Information shown
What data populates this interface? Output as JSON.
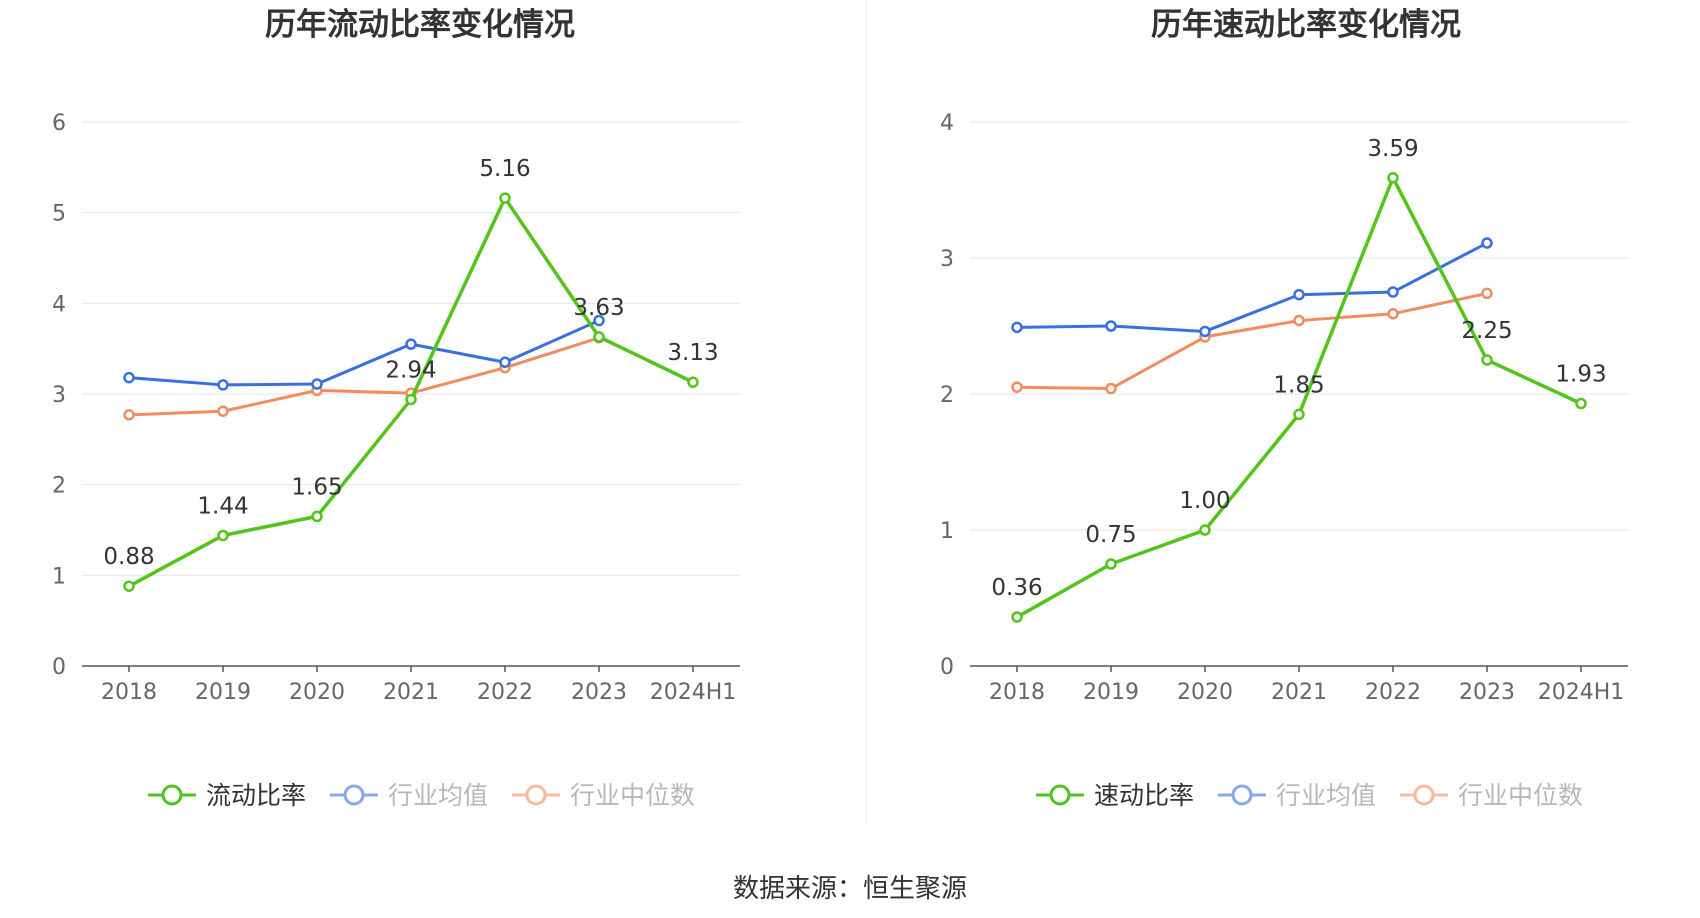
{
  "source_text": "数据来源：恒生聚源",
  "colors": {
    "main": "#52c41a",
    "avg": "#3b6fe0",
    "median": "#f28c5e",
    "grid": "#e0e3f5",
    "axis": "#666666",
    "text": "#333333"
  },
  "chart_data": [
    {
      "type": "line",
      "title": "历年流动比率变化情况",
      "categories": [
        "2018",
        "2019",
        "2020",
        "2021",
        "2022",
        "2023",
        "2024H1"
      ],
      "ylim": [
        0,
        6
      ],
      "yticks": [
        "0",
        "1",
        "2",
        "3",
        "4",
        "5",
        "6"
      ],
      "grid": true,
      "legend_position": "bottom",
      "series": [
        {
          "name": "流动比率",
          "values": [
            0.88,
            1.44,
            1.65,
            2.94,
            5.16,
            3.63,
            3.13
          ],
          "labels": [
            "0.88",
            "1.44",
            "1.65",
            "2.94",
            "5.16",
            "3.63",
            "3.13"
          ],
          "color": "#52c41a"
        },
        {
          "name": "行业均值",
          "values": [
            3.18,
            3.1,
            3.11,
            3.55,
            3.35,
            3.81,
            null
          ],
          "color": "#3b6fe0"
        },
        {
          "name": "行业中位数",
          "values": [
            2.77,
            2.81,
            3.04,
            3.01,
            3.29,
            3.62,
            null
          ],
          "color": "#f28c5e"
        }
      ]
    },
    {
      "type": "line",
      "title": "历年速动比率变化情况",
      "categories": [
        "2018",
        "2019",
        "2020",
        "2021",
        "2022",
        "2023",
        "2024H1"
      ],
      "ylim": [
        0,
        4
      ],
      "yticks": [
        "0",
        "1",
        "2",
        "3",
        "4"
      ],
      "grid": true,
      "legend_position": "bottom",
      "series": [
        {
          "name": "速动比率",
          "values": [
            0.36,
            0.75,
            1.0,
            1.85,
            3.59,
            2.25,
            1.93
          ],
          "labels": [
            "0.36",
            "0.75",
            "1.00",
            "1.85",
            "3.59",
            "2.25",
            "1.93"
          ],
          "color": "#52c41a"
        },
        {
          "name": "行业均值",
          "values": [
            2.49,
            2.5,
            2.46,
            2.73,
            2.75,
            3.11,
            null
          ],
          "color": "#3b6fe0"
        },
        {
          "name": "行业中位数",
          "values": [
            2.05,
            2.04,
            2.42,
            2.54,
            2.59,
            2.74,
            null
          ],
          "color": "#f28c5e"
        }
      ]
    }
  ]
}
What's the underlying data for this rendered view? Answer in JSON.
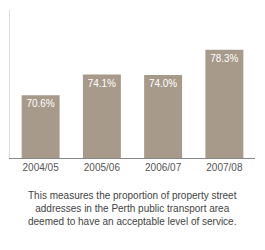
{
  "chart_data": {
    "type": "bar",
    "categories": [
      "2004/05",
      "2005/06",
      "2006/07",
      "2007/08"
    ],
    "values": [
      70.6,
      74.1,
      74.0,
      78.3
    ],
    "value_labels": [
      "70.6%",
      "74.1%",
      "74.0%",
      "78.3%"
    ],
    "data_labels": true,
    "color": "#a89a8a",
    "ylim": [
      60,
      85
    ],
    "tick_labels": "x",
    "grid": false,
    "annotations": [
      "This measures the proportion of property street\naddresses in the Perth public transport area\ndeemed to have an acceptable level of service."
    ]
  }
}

Work to do
Show, from the listing above, each line that contains the word "JSON".

Problem solution
What data populates this interface? Output as JSON.
What's the underlying data for this rendered view? Answer in JSON.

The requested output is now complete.